→ WRITTEN INSTRUCTION
The Graal excerpt sets out a numbered set of particulars describing the new standpoint from which the texts are approached. List every one of them.

--- BEGIN PAGE EXCERPT ---

I.
THE INTIMATIONS AND SUGGESTIONS OF SUBSURFACE MEANING.
THE
study of a great literature should begin like the preparation for a royal
banquet, not without some solicitude for right conduct in the King's palace-
which is the consecration of motive- and not without recollection of that
source from which the most excellent gifts derive in their season to us all.
Surely the things of earth are profitable only in so far as they assist us
towards the things which are eternal. In this respect there are many helpers,
even as the sands of the sea. The old books help us, perhaps above most things,
and among them the old chronicles and the great antique legends. If the hand
of God is in history it is also in folklore. We can scarcely fail of our
term, since lights, both close at hand and in the unlooked-for places, kindle
everywhere about us. It is difficult to say any longer that we walk in the
Shadow of Death when the darkness is sown with stars.
Now, there are
a few legends which may be said to stand forth among the innumerable traditions
of humanity, wearing upon them the external signs and characters of some
secret or mystery within them which belongs, as it would seem, rather to
eternity than to time. They are in no sense connected with one another- unless
indeed by certain roots which are scarcely in time and place- and yet, by
a suggestion which is deeper than any suggestion of the senses, it would
appear as if each were appealing to each, one bearing testimony to another,
and all recalling all. They might be broken fragments of some primitive revelation
which, except in these legends, has passed out of written records and far
from the memory of man. The fullness of their original design may be, and
sometimes is, reconstructed from age to age, but the result bears always,
and that of necessity, the tincture of its particular period, reflecting
the first intention sometimes in a glass darkly and sometimes in a crystal
brightly, so that it is less or more, according to the mind of the age. To
the class of which I am speaking belongs the Graal Legend, which in all its
higher aspects may be included among the legends of the soul. Perhaps I should
say rather that, when it is properly understood, the Graal is not a legend
but a personal history.
It will be intelligible
from this one statement that I am not putting forward a thesis for the instruction
of scholarship, which is otherwise and fully equipped, and it may be desirable
to make it plain from the beginning that my offering to the consideration
of the literature is intended for those who have either found their place
within the sanctuary of the mystic life or are at least in the outer circles.
I take up the subject where it has been left by the students of folklore
and by all that which might term itself authorized scholarship. Ut adeptis
appareat me illis parem et fratrem, I have made myself acquainted with
the criticism of the cycle and I am familiar with the cycle itself. It is
with the texts, however, that we shall be concerned, or at least more especially,
and I approach them from a new standpoint. As to thls, it win be better to
specify from the outset its various particulars as follows: (I) the appropriation
of certain myths and legends which are held to be pre-Christian in the root-matter,
and their penetration by an advanced form of Christian Symbolism carried
to a particular term; (2) the evidence of three fairly distinct sections
or schools, the diversity of which is less, however, in the fundamental part
of their subject than in the extent and mode of its development; (3) the
connexion of this mode and of that form with other schools of symbolism,
the evolution of which was going on at the same period as that of the Graal
literature; (4) the close analogy in respect of the root-matter between the
catholic literature of the Holy Graal and that which is connoted by the term
Mysticism; (5) the traces through Graal romance and other coincident literatures
of a hidden school in Christianity which, because it is an expression that
has been used for over a century, I shall continue to call the Secret Church,
though it predicates an instituted office that, I think, scarcely belongs
to the unmanifested company with which it will be seen that I am concerned.

--- END PAGE EXCERPT ---
--- BEGIN MATERIAL SHOWN ---

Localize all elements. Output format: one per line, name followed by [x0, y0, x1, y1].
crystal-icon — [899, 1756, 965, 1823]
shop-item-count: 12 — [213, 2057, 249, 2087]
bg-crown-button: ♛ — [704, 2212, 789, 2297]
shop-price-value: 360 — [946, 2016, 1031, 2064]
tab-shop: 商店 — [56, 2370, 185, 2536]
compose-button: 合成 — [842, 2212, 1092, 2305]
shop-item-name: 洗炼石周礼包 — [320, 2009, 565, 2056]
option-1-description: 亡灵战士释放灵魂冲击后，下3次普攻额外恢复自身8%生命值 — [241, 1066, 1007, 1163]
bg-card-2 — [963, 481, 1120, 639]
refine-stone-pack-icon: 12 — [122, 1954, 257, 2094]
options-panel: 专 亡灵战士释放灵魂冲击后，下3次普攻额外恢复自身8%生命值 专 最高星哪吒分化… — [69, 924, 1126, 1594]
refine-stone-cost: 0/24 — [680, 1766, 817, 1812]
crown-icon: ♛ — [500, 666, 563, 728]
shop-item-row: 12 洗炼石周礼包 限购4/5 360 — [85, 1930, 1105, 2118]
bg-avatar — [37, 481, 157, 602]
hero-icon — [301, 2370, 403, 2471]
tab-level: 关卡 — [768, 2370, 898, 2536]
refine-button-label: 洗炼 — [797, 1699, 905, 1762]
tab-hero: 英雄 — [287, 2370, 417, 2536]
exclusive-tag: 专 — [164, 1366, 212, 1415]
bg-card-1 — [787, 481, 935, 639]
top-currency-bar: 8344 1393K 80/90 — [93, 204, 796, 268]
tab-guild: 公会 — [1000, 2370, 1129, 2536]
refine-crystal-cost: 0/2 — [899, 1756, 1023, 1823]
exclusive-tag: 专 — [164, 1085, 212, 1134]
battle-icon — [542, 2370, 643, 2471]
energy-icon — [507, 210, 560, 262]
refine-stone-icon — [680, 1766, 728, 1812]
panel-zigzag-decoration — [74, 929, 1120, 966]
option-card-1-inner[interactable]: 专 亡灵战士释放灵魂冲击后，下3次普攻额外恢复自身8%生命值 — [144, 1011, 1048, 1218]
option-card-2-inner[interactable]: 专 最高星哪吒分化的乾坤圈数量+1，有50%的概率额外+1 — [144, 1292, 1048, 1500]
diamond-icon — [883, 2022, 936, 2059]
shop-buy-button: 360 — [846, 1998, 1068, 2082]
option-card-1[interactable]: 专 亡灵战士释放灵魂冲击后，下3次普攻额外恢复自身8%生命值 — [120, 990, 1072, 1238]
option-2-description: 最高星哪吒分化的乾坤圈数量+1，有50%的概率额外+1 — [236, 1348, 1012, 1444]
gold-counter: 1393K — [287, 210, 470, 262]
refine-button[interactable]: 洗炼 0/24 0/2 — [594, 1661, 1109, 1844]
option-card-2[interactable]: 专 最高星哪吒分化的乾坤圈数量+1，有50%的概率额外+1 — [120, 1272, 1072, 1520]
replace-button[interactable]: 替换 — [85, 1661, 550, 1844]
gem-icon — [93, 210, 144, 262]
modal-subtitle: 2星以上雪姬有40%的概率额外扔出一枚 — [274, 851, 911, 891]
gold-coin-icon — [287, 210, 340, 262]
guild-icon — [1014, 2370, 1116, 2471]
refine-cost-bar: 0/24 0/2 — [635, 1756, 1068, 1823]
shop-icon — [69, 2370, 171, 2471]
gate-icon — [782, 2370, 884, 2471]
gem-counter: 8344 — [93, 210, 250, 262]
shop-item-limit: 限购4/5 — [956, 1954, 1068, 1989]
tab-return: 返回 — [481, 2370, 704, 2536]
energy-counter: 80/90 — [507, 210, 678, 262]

--- END MATERIAL SHOWN ---

→ WRITTEN REPLY
1. Certain myths and legends held to be pre-Christian in their root-matter were taken over and penetrated by an advanced form of Christian Symbolism carried to a particular term.
2. There is evidence of three fairly distinct sections or schools. They differ less in the fundamental part of their subject than in how far and in what way it is developed.
3. This mode and that form are connected with other schools of symbolism that were evolving at the same period as the Graal literature.
4. In its root-matter, the catholic literature of the Holy Graal closely resembles what is meant by the term Mysticism.
5. Graal romance and other literatures of the same time show traces of a hidden school in Christianity, which the writer calls the Secret Church.